>> BEGIN

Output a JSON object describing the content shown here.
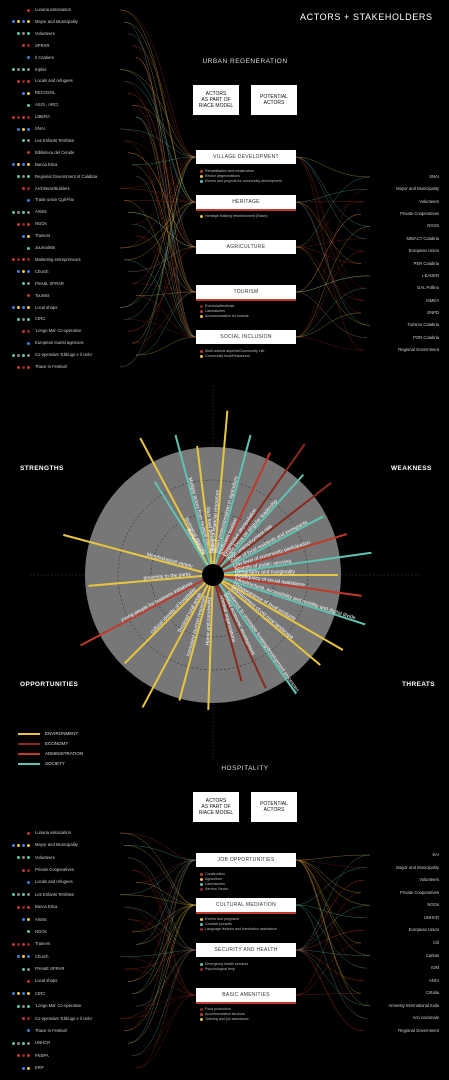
{
  "title": "ACTORS + STAKEHOLDERS",
  "colors": {
    "environment": "#e8c642",
    "economy": "#8a2a1c",
    "administration": "#c0392b",
    "society": "#5ec3b0",
    "grey": "#777"
  },
  "urban": {
    "heading": "URBAN REGENERATION",
    "box_left": "ACTORS\nAS PART OF\nRIACE MODEL",
    "box_right": "POTENTIAL\nACTORS",
    "left_actors": [
      "Lunaria association",
      "Mayor and Municipality",
      "Volunteers",
      "SPRAR",
      "Il Cantiere",
      "Kiphis",
      "Locals and refugees",
      "RECOSOL",
      "ASGI , ARCI",
      "LIBERA",
      "SNAI",
      "Les Enfants Terribles",
      "Biblioteca del Cenide",
      "Banca Etica",
      "Regional Government of Calabria",
      "Architects/Builders",
      "Trade union Cgil-Flai",
      "Artists",
      "NGOs",
      "Trainers",
      "Journalists",
      "Marketing entrepreneurs",
      "Church",
      "FNA&L SPRAR",
      "Tourists",
      "Local shops",
      "CIRC",
      "'Longo Mai' Co-operative",
      "European tourist agencies",
      "Co-operative 'Ebbugo e il cielo'",
      "'Riace in Festival'"
    ],
    "right_actors": [
      "SNAI",
      "Mayor and Municipality",
      "Volunteers",
      "Private Cooperatives",
      "NGOs",
      "MIBACT Calabria",
      "European Union",
      "PSR Calabria",
      "LEADER",
      "GAL Pollino",
      "ISMEA",
      "ENPD",
      "Turismo Calabria",
      "POR Calabria",
      "Regional Government"
    ],
    "categories": [
      {
        "label": "VILLAGE DEVELOPMENT",
        "subs": [
          "Rehabilitation and construction",
          "Revive artgenerations",
          "Events and projects for community development"
        ]
      },
      {
        "label": "HERITAGE",
        "subs": [
          "Heritage building refurbishment (Riace)"
        ]
      },
      {
        "label": "AGRICULTURE",
        "subs": []
      },
      {
        "label": "TOURISM",
        "subs": [
          "Events/artfestivals",
          "Laboratories",
          "Accommodation for tourists"
        ]
      },
      {
        "label": "SOCIAL INCLUSION",
        "subs": [
          "Multi cultural aspects/Community Life",
          "Community food/Restaurant"
        ]
      }
    ]
  },
  "swot": {
    "strengths": "STRENGTHS",
    "weakness": "WEAKNESS",
    "opportunities": "OPPORTUNITIES",
    "threats": "THREATS",
    "rays": [
      {
        "label": "Biological diversity",
        "angle": -118,
        "len": 125,
        "color": "environment"
      },
      {
        "label": "Rehabilitation",
        "angle": -122,
        "len": 80,
        "color": "society"
      },
      {
        "label": "Multiple actors from multiple places",
        "angle": -105,
        "len": 115,
        "color": "society"
      },
      {
        "label": "Rich food production",
        "angle": -97,
        "len": 100,
        "color": "environment"
      },
      {
        "label": "Mixing of financial resources",
        "angle": -85,
        "len": 135,
        "color": "environment"
      },
      {
        "label": "Mixed professionalism in agriculture",
        "angle": -75,
        "len": 115,
        "color": "society"
      },
      {
        "label": "Inefficient tourism",
        "angle": -65,
        "len": 105,
        "color": "administration"
      },
      {
        "label": "Progressive depopulation",
        "angle": -55,
        "len": 130,
        "color": "economy"
      },
      {
        "label": "Major focus on singular leadership",
        "angle": -48,
        "len": 105,
        "color": "society"
      },
      {
        "label": "High unemployment rate",
        "angle": -38,
        "len": 120,
        "color": "economy"
      },
      {
        "label": "Ratio of local residents and immigrants",
        "angle": -28,
        "len": 95,
        "color": "society"
      },
      {
        "label": "Low level of community participation",
        "angle": -17,
        "len": 110,
        "color": "administration"
      },
      {
        "label": "Scarcity of public services",
        "angle": -8,
        "len": 130,
        "color": "society"
      },
      {
        "label": "Geography and marginality",
        "angle": 0,
        "len": 95,
        "color": "environment"
      },
      {
        "label": "inadequacy of social assistance",
        "angle": 8,
        "len": 120,
        "color": "administration"
      },
      {
        "label": "Infrastructural, accessibility and mobility and digital divide",
        "angle": 18,
        "len": 130,
        "color": "society"
      },
      {
        "label": "Disappearance of local products",
        "angle": 30,
        "len": 120,
        "color": "environment"
      },
      {
        "label": "abandonment of old rural landscape",
        "angle": 40,
        "len": 110,
        "color": "environment"
      },
      {
        "label": "resilience to unreliable funding/development processes",
        "angle": 55,
        "len": 115,
        "color": "society"
      },
      {
        "label": "limited economic development",
        "angle": 65,
        "len": 95,
        "color": "economy"
      },
      {
        "label": "criminal organizations",
        "angle": 75,
        "len": 80,
        "color": "economy"
      },
      {
        "label": "Home and conviviality",
        "angle": 92,
        "len": 105,
        "color": "environment"
      },
      {
        "label": "Increased tourism resources",
        "angle": 105,
        "len": 100,
        "color": "environment"
      },
      {
        "label": "Terraced rural areas",
        "angle": 118,
        "len": 120,
        "color": "environment"
      },
      {
        "label": "cultural identity of hospitality",
        "angle": 135,
        "len": 95,
        "color": "environment"
      },
      {
        "label": "young people for business initiatives",
        "angle": 152,
        "len": 120,
        "color": "administration"
      },
      {
        "label": "proximity to the parks",
        "angle": 175,
        "len": 95,
        "color": "environment"
      },
      {
        "label": "Morphological variety",
        "angle": 195,
        "len": 125,
        "color": "environment"
      }
    ],
    "legend": [
      {
        "label": "ENVIRONMENT",
        "color": "environment"
      },
      {
        "label": "ECONOMY",
        "color": "economy"
      },
      {
        "label": "ADMINISTRATION",
        "color": "administration"
      },
      {
        "label": "SOCIETY",
        "color": "society"
      }
    ]
  },
  "hosp": {
    "heading": "HOSPITALITY",
    "box_left": "ACTORS\nAS PART OF\nRIACE MODEL",
    "box_right": "POTENTIAL\nACTORS",
    "left_actors": [
      "Lunaria association",
      "Mayor and Municipality",
      "Volunteers",
      "Private Cooperatives",
      "Locals and refugees",
      "Les Enfants Terribles",
      "Banca Etica",
      "Artists",
      "NGOs",
      "Trainers",
      "Church",
      "FNA&E SPRAR",
      "Local shops",
      "CIRC",
      "'Longo Mai' Co-operative",
      "Co-operative 'Ebbugo e il cielo'",
      "'Riace in Festival'",
      "UNHCR",
      "FNSPA",
      "ERP"
    ],
    "right_actors": [
      "SAI",
      "Mayor and Municipality",
      "Volunteers",
      "Private Cooperatives",
      "NGOs",
      "UNHCR",
      "European Union",
      "Cili",
      "Caritas",
      "IOM",
      "ANCI",
      "Cittalia",
      "Amnesty International Italia",
      "Arci nazionale",
      "Regional Government"
    ],
    "categories": [
      {
        "label": "JOB OPPORTUNITIES",
        "subs": [
          "Construction",
          "Agriculture",
          "Laboratories",
          "Service Sector"
        ]
      },
      {
        "label": "CULTURAL MEDIATION",
        "subs": [
          "Events and programs",
          "Creative pursuits",
          "Language lessons and translation assistance"
        ]
      },
      {
        "label": "SECURITY AND HEALTH",
        "subs": [
          "Emergency health services",
          "Psychological help"
        ]
      },
      {
        "label": "BASIC AMENITIES",
        "subs": [
          "Food production",
          "Accommodation services",
          "Training and job assistance"
        ]
      }
    ]
  }
}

>> END

Set exercise: Leave the pictures out and copy the rest of the data exactly.

Task output:
Output a JSON object describing the content shown here.
{
  "title": "ACTORS + STAKEHOLDERS",
  "colors": {
    "environment": "#e8c642",
    "economy": "#8a2a1c",
    "administration": "#c0392b",
    "society": "#5ec3b0",
    "grey": "#777"
  },
  "urban": {
    "heading": "URBAN REGENERATION",
    "box_left": "ACTORS\nAS PART OF\nRIACE MODEL",
    "box_right": "POTENTIAL\nACTORS",
    "left_actors": [
      "Lunaria association",
      "Mayor and Municipality",
      "Volunteers",
      "SPRAR",
      "Il Cantiere",
      "Kiphis",
      "Locals and refugees",
      "RECOSOL",
      "ASGI , ARCI",
      "LIBERA",
      "SNAI",
      "Les Enfants Terribles",
      "Biblioteca del Cenide",
      "Banca Etica",
      "Regional Government of Calabria",
      "Architects/Builders",
      "Trade union Cgil-Flai",
      "Artists",
      "NGOs",
      "Trainers",
      "Journalists",
      "Marketing entrepreneurs",
      "Church",
      "FNA&L SPRAR",
      "Tourists",
      "Local shops",
      "CIRC",
      "'Longo Mai' Co-operative",
      "European tourist agencies",
      "Co-operative 'Ebbugo e il cielo'",
      "'Riace in Festival'"
    ],
    "right_actors": [
      "SNAI",
      "Mayor and Municipality",
      "Volunteers",
      "Private Cooperatives",
      "NGOs",
      "MIBACT Calabria",
      "European Union",
      "PSR Calabria",
      "LEADER",
      "GAL Pollino",
      "ISMEA",
      "ENPD",
      "Turismo Calabria",
      "POR Calabria",
      "Regional Government"
    ],
    "categories": [
      {
        "label": "VILLAGE DEVELOPMENT",
        "subs": [
          "Rehabilitation and construction",
          "Revive artgenerations",
          "Events and projects for community development"
        ]
      },
      {
        "label": "HERITAGE",
        "subs": [
          "Heritage building refurbishment (Riace)"
        ]
      },
      {
        "label": "AGRICULTURE",
        "subs": []
      },
      {
        "label": "TOURISM",
        "subs": [
          "Events/artfestivals",
          "Laboratories",
          "Accommodation for tourists"
        ]
      },
      {
        "label": "SOCIAL INCLUSION",
        "subs": [
          "Multi cultural aspects/Community Life",
          "Community food/Restaurant"
        ]
      }
    ]
  },
  "swot": {
    "strengths": "STRENGTHS",
    "weakness": "WEAKNESS",
    "opportunities": "OPPORTUNITIES",
    "threats": "THREATS",
    "rays": [
      {
        "label": "Biological diversity",
        "angle": -118,
        "len": 125,
        "color": "environment"
      },
      {
        "label": "Rehabilitation",
        "angle": -122,
        "len": 80,
        "color": "society"
      },
      {
        "label": "Multiple actors from multiple places",
        "angle": -105,
        "len": 115,
        "color": "society"
      },
      {
        "label": "Rich food production",
        "angle": -97,
        "len": 100,
        "color": "environment"
      },
      {
        "label": "Mixing of financial resources",
        "angle": -85,
        "len": 135,
        "color": "environment"
      },
      {
        "label": "Mixed professionalism in agriculture",
        "angle": -75,
        "len": 115,
        "color": "society"
      },
      {
        "label": "Inefficient tourism",
        "angle": -65,
        "len": 105,
        "color": "administration"
      },
      {
        "label": "Progressive depopulation",
        "angle": -55,
        "len": 130,
        "color": "economy"
      },
      {
        "label": "Major focus on singular leadership",
        "angle": -48,
        "len": 105,
        "color": "society"
      },
      {
        "label": "High unemployment rate",
        "angle": -38,
        "len": 120,
        "color": "economy"
      },
      {
        "label": "Ratio of local residents and immigrants",
        "angle": -28,
        "len": 95,
        "color": "society"
      },
      {
        "label": "Low level of community participation",
        "angle": -17,
        "len": 110,
        "color": "administration"
      },
      {
        "label": "Scarcity of public services",
        "angle": -8,
        "len": 130,
        "color": "society"
      },
      {
        "label": "Geography and marginality",
        "angle": 0,
        "len": 95,
        "color": "environment"
      },
      {
        "label": "inadequacy of social assistance",
        "angle": 8,
        "len": 120,
        "color": "administration"
      },
      {
        "label": "Infrastructural, accessibility and mobility and digital divide",
        "angle": 18,
        "len": 130,
        "color": "society"
      },
      {
        "label": "Disappearance of local products",
        "angle": 30,
        "len": 120,
        "color": "environment"
      },
      {
        "label": "abandonment of old rural landscape",
        "angle": 40,
        "len": 110,
        "color": "environment"
      },
      {
        "label": "resilience to unreliable funding/development processes",
        "angle": 55,
        "len": 115,
        "color": "society"
      },
      {
        "label": "limited economic development",
        "angle": 65,
        "len": 95,
        "color": "economy"
      },
      {
        "label": "criminal organizations",
        "angle": 75,
        "len": 80,
        "color": "economy"
      },
      {
        "label": "Home and conviviality",
        "angle": 92,
        "len": 105,
        "color": "environment"
      },
      {
        "label": "Increased tourism resources",
        "angle": 105,
        "len": 100,
        "color": "environment"
      },
      {
        "label": "Terraced rural areas",
        "angle": 118,
        "len": 120,
        "color": "environment"
      },
      {
        "label": "cultural identity of hospitality",
        "angle": 135,
        "len": 95,
        "color": "environment"
      },
      {
        "label": "young people for business initiatives",
        "angle": 152,
        "len": 120,
        "color": "administration"
      },
      {
        "label": "proximity to the parks",
        "angle": 175,
        "len": 95,
        "color": "environment"
      },
      {
        "label": "Morphological variety",
        "angle": 195,
        "len": 125,
        "color": "environment"
      }
    ],
    "legend": [
      {
        "label": "ENVIRONMENT",
        "color": "environment"
      },
      {
        "label": "ECONOMY",
        "color": "economy"
      },
      {
        "label": "ADMINISTRATION",
        "color": "administration"
      },
      {
        "label": "SOCIETY",
        "color": "society"
      }
    ]
  },
  "hosp": {
    "heading": "HOSPITALITY",
    "box_left": "ACTORS\nAS PART OF\nRIACE MODEL",
    "box_right": "POTENTIAL\nACTORS",
    "left_actors": [
      "Lunaria association",
      "Mayor and Municipality",
      "Volunteers",
      "Private Cooperatives",
      "Locals and refugees",
      "Les Enfants Terribles",
      "Banca Etica",
      "Artists",
      "NGOs",
      "Trainers",
      "Church",
      "FNA&E SPRAR",
      "Local shops",
      "CIRC",
      "'Longo Mai' Co-operative",
      "Co-operative 'Ebbugo e il cielo'",
      "'Riace in Festival'",
      "UNHCR",
      "FNSPA",
      "ERP"
    ],
    "right_actors": [
      "SAI",
      "Mayor and Municipality",
      "Volunteers",
      "Private Cooperatives",
      "NGOs",
      "UNHCR",
      "European Union",
      "Cili",
      "Caritas",
      "IOM",
      "ANCI",
      "Cittalia",
      "Amnesty International Italia",
      "Arci nazionale",
      "Regional Government"
    ],
    "categories": [
      {
        "label": "JOB OPPORTUNITIES",
        "subs": [
          "Construction",
          "Agriculture",
          "Laboratories",
          "Service Sector"
        ]
      },
      {
        "label": "CULTURAL MEDIATION",
        "subs": [
          "Events and programs",
          "Creative pursuits",
          "Language lessons and translation assistance"
        ]
      },
      {
        "label": "SECURITY AND HEALTH",
        "subs": [
          "Emergency health services",
          "Psychological help"
        ]
      },
      {
        "label": "BASIC AMENITIES",
        "subs": [
          "Food production",
          "Accommodation services",
          "Training and job assistance"
        ]
      }
    ]
  }
}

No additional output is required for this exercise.